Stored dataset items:
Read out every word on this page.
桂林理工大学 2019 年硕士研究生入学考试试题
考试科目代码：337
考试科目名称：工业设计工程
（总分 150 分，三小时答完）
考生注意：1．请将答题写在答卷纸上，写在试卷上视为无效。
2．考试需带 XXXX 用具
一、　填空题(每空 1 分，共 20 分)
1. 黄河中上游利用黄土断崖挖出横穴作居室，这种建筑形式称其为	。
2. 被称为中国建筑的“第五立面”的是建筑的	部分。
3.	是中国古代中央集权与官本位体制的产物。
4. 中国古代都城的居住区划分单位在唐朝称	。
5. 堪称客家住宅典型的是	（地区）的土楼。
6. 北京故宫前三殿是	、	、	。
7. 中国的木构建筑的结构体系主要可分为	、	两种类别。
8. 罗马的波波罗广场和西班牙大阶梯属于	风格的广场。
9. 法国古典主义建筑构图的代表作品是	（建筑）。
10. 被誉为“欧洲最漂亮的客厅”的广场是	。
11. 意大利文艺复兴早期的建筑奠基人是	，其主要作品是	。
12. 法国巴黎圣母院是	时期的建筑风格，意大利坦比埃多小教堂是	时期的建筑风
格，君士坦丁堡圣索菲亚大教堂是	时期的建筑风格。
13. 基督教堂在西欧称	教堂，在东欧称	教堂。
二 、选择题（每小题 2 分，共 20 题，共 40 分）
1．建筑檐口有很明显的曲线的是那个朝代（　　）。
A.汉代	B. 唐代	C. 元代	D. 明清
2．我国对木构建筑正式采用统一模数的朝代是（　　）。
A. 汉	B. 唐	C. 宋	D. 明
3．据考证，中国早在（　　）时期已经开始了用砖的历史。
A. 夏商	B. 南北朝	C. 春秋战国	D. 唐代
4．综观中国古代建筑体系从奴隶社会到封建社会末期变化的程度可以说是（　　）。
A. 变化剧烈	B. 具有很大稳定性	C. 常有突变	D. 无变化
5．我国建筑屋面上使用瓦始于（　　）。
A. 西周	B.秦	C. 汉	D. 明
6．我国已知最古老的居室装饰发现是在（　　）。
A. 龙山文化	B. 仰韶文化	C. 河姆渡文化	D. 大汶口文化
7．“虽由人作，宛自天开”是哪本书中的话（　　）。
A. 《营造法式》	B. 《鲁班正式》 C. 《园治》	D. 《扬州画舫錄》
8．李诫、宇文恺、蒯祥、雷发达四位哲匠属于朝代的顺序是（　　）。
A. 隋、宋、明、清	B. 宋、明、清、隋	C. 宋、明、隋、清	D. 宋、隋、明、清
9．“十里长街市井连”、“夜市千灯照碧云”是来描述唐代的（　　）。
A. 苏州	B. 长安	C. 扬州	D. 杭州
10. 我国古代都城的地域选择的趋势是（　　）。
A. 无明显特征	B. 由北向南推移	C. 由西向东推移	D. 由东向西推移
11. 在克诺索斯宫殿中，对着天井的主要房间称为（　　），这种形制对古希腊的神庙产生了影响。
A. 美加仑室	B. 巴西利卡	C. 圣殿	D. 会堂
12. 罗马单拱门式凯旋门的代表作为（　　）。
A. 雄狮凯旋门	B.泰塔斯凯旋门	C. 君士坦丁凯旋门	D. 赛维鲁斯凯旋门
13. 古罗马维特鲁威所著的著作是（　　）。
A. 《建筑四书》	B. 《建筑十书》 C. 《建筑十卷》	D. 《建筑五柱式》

- _Exercise details_: Show all lines above holding "时期的建筑风格".

- _Expected output_:
12. 法国巴黎圣母院是	时期的建筑风格，意大利坦比埃多小教堂是	时期的建筑风
格，君士坦丁堡圣索菲亚大教堂是	时期的建筑风格。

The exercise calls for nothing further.